• [Problem]: Identify each line containing the word "JSON" and copy it.

• [Material supplied]:
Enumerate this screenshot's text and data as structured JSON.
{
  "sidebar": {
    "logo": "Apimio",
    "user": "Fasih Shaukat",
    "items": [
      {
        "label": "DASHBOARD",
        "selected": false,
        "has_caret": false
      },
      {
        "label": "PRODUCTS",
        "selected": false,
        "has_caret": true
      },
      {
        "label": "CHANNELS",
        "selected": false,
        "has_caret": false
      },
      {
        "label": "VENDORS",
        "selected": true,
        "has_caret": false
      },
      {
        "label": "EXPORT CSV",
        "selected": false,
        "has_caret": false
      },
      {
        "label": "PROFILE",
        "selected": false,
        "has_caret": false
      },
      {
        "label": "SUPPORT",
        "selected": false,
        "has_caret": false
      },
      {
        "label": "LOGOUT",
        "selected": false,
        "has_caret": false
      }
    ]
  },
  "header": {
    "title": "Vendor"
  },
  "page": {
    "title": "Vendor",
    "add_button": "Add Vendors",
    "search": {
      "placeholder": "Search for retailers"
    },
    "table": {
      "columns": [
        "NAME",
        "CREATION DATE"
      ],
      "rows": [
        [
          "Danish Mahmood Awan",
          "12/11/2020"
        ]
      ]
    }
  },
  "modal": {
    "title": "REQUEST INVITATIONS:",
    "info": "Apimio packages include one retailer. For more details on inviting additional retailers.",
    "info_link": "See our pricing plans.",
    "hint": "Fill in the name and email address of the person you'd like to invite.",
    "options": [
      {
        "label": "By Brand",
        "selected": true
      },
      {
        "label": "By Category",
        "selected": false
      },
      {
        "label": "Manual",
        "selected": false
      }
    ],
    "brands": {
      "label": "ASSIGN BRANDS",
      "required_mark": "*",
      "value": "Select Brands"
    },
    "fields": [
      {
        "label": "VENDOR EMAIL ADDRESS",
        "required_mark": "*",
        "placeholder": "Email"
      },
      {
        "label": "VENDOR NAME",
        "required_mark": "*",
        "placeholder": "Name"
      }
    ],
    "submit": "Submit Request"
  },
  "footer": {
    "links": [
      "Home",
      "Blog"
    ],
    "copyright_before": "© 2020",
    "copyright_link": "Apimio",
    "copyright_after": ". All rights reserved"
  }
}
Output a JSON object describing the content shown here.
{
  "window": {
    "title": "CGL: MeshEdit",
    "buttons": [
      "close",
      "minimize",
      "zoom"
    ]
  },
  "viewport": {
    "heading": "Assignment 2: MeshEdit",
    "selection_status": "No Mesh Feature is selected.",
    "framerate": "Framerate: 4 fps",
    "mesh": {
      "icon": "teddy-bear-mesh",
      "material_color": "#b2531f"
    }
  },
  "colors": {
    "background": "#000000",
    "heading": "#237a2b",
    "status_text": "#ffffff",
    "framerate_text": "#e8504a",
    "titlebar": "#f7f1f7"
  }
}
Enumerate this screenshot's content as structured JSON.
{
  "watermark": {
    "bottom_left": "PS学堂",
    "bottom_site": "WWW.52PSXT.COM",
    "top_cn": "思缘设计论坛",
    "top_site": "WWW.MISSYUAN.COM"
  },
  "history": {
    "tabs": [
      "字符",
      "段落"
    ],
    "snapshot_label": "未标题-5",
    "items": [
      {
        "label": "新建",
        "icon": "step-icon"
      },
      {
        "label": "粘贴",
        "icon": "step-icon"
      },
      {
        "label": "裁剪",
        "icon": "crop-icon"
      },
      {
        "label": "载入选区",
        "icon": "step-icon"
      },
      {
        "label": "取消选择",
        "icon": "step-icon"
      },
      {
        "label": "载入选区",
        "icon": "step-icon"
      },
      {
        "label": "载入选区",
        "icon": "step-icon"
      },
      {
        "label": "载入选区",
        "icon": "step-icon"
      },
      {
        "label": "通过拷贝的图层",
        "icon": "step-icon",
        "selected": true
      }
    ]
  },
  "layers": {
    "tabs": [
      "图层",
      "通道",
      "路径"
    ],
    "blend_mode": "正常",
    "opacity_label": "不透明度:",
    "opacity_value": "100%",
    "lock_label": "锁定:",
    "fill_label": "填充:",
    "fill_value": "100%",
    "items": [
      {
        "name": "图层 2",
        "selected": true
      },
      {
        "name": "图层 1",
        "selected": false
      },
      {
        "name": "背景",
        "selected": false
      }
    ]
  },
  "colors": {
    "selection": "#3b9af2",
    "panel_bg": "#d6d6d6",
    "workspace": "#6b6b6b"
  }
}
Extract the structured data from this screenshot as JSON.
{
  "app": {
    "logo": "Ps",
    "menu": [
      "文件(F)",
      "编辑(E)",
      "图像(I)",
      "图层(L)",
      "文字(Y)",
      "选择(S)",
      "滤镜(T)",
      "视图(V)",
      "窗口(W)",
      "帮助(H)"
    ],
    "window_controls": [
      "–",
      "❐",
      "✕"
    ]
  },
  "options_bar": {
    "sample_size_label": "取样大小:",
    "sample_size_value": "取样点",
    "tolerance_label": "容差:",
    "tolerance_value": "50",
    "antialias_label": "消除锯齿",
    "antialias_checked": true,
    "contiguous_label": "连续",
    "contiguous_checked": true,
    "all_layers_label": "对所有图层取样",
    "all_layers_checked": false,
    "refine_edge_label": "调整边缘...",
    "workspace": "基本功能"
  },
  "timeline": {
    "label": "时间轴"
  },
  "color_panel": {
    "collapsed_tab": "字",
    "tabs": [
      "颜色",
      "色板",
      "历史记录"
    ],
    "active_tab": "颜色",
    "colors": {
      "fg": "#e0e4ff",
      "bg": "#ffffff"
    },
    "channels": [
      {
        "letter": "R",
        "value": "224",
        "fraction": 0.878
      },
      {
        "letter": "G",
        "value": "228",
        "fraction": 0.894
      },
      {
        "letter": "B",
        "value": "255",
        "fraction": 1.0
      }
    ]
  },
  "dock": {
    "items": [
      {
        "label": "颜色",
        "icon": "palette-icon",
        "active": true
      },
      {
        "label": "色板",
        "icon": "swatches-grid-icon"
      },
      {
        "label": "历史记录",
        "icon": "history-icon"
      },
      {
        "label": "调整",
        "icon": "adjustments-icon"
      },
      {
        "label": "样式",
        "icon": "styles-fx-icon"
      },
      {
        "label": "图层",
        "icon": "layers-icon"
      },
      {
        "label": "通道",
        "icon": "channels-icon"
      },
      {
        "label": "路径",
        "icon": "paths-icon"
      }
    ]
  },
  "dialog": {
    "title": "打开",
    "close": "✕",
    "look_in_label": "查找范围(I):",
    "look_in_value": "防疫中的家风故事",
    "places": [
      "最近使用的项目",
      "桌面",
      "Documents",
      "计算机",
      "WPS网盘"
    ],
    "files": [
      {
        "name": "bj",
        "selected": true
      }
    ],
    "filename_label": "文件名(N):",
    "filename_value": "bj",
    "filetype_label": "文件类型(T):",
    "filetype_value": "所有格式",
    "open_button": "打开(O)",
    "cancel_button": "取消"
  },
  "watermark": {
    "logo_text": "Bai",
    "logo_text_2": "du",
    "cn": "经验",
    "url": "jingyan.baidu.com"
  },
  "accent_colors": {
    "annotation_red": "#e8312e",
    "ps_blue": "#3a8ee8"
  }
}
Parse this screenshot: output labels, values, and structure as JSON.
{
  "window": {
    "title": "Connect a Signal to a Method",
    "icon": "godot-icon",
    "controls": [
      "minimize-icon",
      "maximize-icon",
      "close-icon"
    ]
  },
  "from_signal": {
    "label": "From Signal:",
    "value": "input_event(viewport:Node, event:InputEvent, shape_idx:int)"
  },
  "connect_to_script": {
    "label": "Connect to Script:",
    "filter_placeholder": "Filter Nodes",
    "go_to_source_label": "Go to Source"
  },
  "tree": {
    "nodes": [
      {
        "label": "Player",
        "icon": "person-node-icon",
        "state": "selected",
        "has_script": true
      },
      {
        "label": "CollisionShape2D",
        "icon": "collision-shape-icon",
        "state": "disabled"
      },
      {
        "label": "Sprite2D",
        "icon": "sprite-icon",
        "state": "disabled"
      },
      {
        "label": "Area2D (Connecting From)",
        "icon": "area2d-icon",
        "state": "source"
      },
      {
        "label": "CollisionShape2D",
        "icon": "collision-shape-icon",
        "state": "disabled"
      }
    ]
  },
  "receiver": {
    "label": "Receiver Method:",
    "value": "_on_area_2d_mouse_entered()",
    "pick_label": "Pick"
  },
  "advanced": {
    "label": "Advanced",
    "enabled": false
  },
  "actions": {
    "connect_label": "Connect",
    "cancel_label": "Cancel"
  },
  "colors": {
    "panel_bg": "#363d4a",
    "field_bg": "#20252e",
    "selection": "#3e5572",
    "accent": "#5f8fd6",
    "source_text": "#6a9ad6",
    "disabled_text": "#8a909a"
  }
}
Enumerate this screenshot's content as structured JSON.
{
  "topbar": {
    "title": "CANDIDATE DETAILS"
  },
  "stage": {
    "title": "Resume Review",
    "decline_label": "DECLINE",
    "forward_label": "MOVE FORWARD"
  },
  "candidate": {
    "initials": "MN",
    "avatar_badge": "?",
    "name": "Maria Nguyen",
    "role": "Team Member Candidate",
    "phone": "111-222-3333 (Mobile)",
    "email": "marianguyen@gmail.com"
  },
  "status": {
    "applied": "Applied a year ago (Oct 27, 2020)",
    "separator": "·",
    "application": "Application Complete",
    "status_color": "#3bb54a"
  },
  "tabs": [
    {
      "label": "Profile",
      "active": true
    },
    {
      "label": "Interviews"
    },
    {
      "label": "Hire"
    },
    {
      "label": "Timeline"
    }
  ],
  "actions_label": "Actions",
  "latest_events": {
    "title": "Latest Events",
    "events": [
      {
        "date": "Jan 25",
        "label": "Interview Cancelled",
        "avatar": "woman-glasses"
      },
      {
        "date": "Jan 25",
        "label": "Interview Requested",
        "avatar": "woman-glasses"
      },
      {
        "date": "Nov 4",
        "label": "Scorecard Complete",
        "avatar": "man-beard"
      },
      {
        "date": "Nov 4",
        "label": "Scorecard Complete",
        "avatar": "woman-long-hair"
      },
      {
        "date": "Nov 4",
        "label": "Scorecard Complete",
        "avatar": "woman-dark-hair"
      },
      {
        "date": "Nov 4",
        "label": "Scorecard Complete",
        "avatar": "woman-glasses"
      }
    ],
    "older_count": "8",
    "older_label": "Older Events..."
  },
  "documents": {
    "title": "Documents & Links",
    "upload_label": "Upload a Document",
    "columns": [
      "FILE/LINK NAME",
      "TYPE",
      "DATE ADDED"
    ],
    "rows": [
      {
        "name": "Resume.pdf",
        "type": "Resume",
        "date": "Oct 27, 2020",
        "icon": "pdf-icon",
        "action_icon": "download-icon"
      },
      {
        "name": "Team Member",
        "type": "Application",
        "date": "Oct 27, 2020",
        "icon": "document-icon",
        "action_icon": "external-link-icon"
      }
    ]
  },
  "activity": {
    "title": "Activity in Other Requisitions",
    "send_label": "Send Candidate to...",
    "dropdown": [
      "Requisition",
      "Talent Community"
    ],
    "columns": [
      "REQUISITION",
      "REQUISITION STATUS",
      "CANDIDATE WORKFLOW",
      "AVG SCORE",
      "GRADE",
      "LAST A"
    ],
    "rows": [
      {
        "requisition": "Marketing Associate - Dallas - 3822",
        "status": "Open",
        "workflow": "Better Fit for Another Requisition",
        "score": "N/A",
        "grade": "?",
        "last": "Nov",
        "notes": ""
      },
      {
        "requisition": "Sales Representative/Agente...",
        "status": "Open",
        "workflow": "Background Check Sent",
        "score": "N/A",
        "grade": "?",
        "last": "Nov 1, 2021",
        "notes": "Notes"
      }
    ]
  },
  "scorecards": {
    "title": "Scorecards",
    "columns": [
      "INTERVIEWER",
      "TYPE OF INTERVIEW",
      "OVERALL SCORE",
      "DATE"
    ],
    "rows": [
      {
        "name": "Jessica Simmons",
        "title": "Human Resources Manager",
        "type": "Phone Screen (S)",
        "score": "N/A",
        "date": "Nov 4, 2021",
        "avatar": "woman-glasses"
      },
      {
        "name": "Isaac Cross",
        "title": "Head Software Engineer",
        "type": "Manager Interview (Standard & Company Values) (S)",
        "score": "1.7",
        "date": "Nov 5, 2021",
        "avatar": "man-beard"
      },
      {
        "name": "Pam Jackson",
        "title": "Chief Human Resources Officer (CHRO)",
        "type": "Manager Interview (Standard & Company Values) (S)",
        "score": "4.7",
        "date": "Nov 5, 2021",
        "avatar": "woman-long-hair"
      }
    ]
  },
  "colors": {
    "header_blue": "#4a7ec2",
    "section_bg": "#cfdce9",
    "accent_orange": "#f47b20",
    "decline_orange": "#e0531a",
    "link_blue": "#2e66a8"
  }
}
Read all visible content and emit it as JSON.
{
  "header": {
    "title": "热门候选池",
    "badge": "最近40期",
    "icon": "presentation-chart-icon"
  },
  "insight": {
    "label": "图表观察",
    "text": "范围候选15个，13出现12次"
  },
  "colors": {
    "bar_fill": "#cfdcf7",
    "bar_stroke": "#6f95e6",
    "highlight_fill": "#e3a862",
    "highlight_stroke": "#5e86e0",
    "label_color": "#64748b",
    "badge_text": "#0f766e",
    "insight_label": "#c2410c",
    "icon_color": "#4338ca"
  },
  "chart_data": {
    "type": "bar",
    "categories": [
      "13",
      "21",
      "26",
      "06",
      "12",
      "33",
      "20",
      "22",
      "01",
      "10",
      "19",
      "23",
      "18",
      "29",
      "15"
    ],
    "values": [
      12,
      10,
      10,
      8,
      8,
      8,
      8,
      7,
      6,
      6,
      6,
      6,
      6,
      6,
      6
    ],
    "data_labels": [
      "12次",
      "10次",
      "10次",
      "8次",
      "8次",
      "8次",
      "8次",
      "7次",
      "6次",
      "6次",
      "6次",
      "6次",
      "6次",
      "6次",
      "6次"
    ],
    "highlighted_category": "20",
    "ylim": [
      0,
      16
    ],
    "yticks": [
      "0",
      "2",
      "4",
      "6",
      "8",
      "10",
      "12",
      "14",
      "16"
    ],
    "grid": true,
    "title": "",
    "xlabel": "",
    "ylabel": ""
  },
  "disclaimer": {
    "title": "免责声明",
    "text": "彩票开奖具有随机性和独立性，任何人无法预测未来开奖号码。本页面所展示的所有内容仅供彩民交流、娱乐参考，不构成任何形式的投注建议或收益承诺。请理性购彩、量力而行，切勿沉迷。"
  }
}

• [Task answer]:
Enumerate this screenshot's text and data as structured JSON.
Output a JSON object describing the content shown here.
Enumerate this screenshot's content as structured JSON.
Extract the structured data from this screenshot as JSON.
Parse this screenshot: output labels, values, and structure as JSON.
Enumerate this screenshot's content as structured JSON.
Read all visible content and emit it as JSON.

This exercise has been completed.